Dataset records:
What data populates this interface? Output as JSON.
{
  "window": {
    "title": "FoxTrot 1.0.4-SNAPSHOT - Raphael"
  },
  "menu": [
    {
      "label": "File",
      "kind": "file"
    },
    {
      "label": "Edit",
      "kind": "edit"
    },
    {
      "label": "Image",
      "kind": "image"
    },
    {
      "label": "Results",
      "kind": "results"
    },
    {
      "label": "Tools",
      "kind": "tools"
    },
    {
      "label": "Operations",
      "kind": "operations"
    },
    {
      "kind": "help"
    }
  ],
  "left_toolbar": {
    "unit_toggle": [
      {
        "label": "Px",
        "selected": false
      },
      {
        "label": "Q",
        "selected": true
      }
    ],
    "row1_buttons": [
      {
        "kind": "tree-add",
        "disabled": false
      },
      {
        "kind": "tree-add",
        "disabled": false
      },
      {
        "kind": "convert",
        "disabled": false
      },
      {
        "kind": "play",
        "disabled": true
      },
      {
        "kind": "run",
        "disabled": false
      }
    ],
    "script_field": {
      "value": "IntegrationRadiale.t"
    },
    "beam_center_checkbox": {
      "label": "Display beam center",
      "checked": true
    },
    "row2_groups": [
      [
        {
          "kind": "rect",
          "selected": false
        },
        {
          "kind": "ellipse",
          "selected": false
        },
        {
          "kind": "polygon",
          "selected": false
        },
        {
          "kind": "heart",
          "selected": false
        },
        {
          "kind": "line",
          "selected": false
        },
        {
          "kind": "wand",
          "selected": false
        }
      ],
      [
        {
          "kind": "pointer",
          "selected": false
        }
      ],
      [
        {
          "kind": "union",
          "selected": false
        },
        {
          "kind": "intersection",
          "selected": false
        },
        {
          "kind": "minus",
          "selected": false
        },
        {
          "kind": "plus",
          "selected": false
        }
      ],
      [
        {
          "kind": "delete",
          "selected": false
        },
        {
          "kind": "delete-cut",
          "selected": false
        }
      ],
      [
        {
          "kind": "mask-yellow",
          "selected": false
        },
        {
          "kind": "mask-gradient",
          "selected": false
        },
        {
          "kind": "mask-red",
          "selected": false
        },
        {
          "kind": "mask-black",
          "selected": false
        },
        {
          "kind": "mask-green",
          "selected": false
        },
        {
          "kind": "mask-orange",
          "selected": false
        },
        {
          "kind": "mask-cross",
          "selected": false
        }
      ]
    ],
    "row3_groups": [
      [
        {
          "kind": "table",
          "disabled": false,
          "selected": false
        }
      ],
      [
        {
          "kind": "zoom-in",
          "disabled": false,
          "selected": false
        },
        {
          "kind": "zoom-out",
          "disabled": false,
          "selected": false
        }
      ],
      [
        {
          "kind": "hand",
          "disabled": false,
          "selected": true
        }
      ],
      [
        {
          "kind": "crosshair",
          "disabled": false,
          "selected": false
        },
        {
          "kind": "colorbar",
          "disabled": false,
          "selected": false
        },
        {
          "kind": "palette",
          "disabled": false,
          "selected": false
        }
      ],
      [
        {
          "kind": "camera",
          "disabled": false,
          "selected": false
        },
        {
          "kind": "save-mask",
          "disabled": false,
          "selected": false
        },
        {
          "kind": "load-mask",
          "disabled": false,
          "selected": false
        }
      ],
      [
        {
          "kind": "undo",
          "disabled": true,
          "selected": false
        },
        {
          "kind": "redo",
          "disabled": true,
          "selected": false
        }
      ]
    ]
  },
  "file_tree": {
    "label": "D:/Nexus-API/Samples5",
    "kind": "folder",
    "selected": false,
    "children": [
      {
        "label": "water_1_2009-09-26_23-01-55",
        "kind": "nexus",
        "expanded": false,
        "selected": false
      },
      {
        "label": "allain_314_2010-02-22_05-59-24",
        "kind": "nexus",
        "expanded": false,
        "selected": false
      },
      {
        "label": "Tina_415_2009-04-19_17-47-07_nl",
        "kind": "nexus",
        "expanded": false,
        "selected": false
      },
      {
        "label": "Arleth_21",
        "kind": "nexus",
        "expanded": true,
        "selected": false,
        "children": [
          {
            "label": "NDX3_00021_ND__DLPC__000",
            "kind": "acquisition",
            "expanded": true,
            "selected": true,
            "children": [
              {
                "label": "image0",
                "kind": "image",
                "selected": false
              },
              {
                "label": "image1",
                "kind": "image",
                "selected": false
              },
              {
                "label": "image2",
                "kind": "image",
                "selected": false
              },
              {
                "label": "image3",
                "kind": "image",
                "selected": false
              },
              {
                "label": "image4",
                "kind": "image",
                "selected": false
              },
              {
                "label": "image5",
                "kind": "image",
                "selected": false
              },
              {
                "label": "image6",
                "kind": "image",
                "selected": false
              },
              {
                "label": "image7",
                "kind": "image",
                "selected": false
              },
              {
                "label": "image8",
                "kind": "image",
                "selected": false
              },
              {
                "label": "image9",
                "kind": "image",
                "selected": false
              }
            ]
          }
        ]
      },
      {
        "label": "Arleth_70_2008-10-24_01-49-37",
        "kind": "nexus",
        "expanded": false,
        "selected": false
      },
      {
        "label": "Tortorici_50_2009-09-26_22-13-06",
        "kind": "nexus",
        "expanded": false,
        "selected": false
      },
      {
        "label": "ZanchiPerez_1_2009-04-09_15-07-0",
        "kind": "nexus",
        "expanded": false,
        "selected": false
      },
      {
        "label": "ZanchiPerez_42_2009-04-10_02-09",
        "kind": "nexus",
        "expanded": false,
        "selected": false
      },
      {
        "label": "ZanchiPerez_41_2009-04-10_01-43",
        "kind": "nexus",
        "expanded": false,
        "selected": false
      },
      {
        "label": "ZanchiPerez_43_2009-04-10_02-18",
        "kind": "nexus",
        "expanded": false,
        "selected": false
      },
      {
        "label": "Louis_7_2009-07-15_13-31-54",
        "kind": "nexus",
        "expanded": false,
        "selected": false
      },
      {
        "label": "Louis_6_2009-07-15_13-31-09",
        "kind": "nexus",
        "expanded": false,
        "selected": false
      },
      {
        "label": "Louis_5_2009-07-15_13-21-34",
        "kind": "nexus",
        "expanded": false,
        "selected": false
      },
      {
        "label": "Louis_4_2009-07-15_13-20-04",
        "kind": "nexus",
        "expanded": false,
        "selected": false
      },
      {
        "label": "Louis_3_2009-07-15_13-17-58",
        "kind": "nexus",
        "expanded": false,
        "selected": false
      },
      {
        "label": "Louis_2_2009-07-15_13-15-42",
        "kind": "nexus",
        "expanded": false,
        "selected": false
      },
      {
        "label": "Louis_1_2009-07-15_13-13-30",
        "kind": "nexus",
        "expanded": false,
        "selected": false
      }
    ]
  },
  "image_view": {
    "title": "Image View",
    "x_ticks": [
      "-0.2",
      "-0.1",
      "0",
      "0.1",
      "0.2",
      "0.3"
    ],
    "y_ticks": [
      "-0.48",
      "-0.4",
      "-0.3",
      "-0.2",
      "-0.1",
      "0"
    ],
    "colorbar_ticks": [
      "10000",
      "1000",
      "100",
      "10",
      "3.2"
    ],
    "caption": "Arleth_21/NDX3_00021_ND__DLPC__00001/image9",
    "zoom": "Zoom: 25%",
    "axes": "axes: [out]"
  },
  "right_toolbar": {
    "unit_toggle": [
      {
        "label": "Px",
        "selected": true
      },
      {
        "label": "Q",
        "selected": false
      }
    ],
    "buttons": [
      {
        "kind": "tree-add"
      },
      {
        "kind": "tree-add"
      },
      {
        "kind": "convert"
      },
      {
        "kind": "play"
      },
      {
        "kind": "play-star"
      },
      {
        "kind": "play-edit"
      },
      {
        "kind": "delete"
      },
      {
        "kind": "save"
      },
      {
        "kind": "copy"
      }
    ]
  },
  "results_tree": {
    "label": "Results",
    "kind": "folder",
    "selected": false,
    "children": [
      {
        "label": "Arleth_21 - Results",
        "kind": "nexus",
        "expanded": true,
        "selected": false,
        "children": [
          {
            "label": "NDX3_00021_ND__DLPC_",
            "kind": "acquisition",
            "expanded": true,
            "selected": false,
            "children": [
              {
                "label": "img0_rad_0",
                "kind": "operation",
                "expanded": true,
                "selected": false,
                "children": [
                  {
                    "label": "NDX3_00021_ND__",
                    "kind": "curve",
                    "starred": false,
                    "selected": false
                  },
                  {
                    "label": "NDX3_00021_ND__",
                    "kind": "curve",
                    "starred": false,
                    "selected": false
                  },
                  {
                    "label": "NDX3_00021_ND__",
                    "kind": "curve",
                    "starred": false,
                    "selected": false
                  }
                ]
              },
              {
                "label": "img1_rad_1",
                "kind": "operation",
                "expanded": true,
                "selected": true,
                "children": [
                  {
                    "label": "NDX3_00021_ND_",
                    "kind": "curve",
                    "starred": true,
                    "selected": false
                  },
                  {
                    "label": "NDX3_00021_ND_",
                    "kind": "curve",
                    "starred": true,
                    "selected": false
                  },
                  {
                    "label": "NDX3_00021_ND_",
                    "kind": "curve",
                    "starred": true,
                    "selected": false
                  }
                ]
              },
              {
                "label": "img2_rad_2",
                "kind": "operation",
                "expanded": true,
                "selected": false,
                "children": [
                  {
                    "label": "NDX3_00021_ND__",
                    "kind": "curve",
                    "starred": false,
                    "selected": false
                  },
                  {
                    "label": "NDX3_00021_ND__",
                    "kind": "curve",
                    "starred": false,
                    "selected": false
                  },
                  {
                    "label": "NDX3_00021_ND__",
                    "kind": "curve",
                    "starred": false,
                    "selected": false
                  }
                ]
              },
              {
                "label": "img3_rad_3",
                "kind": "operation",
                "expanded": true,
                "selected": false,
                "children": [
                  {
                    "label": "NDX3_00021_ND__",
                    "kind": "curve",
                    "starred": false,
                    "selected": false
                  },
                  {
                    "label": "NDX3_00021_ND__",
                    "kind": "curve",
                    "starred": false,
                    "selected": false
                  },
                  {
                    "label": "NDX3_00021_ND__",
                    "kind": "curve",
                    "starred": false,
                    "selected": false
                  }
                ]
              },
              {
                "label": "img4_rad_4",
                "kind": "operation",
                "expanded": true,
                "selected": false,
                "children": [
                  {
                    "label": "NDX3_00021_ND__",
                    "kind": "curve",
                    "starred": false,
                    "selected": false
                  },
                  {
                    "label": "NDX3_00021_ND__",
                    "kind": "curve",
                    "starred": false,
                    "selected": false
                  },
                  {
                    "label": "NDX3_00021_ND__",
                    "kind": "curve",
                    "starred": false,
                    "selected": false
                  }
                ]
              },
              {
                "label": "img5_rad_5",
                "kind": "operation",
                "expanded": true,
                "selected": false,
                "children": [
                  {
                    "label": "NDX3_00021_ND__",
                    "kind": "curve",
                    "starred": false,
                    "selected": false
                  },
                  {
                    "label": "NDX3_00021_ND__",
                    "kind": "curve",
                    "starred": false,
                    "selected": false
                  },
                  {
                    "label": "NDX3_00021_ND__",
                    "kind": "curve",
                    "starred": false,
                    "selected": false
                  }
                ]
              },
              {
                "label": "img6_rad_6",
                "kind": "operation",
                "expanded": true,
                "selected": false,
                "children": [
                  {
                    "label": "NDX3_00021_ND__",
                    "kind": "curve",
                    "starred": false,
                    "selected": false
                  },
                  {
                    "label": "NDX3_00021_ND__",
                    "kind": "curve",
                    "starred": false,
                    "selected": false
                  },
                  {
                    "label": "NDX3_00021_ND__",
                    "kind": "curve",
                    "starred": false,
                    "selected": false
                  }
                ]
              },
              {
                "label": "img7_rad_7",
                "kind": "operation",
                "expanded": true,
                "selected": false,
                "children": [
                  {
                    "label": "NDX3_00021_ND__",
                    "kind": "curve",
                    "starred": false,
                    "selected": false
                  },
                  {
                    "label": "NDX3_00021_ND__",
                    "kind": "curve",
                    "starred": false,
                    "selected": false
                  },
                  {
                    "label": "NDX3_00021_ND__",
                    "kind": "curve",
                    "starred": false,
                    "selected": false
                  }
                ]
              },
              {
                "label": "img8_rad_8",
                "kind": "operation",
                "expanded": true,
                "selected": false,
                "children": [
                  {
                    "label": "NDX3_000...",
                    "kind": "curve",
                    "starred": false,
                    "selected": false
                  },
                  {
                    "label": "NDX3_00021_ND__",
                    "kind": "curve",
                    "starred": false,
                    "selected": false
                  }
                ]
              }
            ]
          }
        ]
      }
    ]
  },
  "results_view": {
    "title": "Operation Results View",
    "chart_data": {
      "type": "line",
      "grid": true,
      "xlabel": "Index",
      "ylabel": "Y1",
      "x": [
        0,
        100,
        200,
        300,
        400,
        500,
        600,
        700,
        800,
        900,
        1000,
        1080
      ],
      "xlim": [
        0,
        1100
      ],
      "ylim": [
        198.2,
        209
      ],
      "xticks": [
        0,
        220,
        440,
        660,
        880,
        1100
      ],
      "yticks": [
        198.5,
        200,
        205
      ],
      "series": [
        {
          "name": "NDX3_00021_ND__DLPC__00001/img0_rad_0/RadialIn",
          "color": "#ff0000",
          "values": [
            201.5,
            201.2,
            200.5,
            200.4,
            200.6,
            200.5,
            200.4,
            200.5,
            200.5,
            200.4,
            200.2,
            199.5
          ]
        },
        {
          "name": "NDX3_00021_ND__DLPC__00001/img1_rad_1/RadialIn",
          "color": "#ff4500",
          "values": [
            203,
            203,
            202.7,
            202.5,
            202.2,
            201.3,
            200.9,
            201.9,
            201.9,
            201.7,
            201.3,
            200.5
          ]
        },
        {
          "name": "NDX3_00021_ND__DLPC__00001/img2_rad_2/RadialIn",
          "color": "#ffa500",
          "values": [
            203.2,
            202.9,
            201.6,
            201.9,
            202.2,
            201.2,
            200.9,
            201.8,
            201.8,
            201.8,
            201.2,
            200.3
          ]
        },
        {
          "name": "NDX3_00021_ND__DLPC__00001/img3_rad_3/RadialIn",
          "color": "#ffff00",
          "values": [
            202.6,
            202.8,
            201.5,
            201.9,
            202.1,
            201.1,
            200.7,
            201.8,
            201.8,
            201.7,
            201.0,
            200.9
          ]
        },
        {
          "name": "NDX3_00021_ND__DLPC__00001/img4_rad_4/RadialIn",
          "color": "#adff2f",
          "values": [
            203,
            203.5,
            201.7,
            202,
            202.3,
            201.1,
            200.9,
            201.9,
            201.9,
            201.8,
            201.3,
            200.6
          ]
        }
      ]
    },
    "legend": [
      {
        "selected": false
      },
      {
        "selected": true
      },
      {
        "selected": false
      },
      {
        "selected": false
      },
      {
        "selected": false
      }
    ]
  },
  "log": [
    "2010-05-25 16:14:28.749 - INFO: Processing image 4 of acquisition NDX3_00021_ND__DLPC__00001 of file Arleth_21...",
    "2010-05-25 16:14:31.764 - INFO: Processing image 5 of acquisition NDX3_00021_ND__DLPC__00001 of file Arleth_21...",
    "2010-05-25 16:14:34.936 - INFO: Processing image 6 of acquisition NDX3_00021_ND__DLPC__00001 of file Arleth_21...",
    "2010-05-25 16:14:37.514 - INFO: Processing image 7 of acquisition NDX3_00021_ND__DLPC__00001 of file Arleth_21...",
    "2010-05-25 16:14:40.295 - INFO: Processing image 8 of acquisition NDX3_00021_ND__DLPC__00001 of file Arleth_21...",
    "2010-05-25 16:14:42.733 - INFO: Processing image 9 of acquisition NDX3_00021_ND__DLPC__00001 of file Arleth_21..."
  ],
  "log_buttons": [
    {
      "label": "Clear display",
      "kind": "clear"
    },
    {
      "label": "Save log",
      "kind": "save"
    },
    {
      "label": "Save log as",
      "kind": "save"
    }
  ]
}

-- Work to do --
In the records above, locate each line with the word "zoom". Copy all such lines.

-- Complete answer --
          "kind": "zoom-in",
          "kind": "zoom-out",
    "zoom": "Zoom: 25%",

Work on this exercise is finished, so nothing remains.